What this task involves: Find every line below that contains the word "fonction" and copy it out.

(Dataset items)
————————

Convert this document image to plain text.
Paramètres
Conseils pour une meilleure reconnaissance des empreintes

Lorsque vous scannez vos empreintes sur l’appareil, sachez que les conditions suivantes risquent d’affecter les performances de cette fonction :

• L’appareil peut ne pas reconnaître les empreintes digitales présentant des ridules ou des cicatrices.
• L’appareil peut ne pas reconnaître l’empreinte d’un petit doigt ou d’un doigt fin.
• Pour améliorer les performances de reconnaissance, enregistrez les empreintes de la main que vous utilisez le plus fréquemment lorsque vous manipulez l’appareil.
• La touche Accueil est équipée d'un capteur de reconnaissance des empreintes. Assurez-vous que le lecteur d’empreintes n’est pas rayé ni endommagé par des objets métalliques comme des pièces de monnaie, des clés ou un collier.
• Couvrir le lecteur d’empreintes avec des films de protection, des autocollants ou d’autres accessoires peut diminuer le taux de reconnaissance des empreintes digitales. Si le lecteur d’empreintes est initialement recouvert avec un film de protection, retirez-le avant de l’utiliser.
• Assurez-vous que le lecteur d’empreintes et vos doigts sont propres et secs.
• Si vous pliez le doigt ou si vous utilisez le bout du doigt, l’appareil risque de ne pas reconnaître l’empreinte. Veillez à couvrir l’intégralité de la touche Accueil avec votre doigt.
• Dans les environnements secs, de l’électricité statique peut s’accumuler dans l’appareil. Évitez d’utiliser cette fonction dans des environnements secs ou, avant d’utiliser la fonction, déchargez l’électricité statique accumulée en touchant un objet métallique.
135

————————

Exercise output:
Lorsque vous scannez vos empreintes sur l’appareil, sachez que les conditions suivantes risquent d’affecter les performances de cette fonction :
• Dans les environnements secs, de l’électricité statique peut s’accumuler dans l’appareil. Évitez d’utiliser cette fonction dans des environnements secs ou, avant d’utiliser la fonction, déchargez l’électricité statique accumulée en touchant un objet métallique.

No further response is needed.